TASK PROMPT:
Omit the pictures, then reproduce every remaining record exactly.
>> BEGIN MATERIAL SHOWN
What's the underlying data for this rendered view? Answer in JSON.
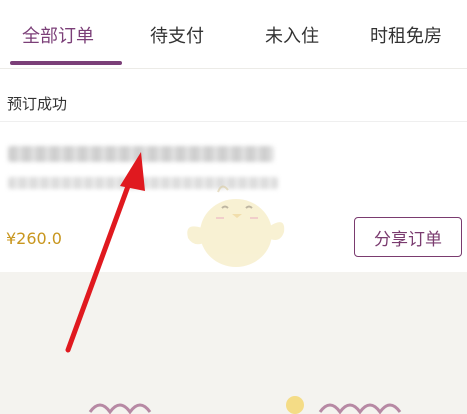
{
  "tabs": [
    {
      "label": "全部订单",
      "active": true
    },
    {
      "label": "待支付",
      "active": false
    },
    {
      "label": "未入住",
      "active": false
    },
    {
      "label": "时租免房",
      "active": false
    }
  ],
  "order": {
    "status": "预订成功",
    "hotel_name": "",
    "hotel_address": "",
    "price": "¥260.0",
    "share_label": "分享订单"
  },
  "colors": {
    "accent": "#7b3f78",
    "price": "#c8961e",
    "annotation_arrow": "#e0191f"
  }
}
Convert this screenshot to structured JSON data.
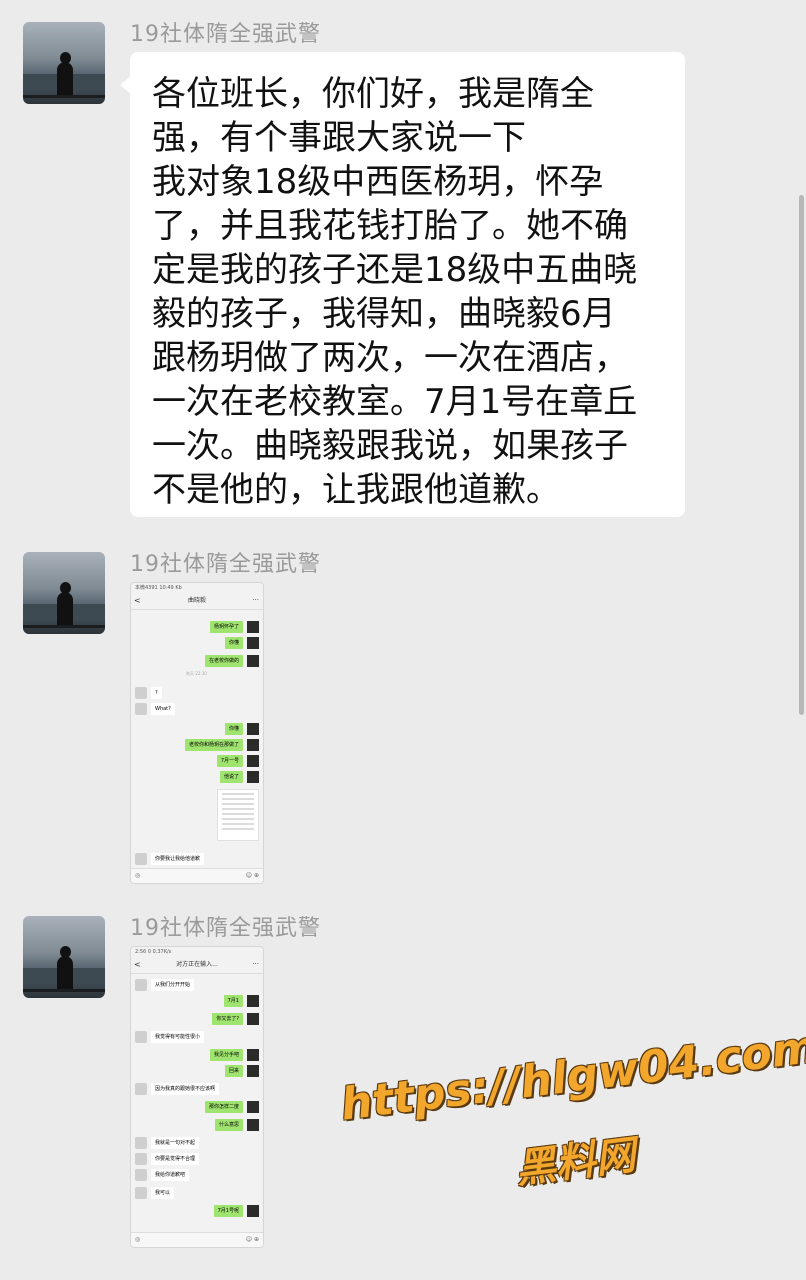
>> END MATERIAL SHOWN
CORRECT OUTPUT:
What's the underlying data for this rendered view? Answer in JSON.
{
  "tabs": [
    {
      "label": "全部订单",
      "active": true
    },
    {
      "label": "待支付",
      "active": false
    },
    {
      "label": "未入住",
      "active": false
    },
    {
      "label": "时租免房",
      "active": false
    }
  ],
  "order": {
    "status": "预订成功",
    "hotel_name": "",
    "hotel_address": "",
    "price": "¥260.0",
    "share_label": "分享订单"
  },
  "colors": {
    "accent": "#7b3f78",
    "price": "#c8961e",
    "annotation_arrow": "#e0191f"
  }
}
Convert this screenshot to structured JSON data.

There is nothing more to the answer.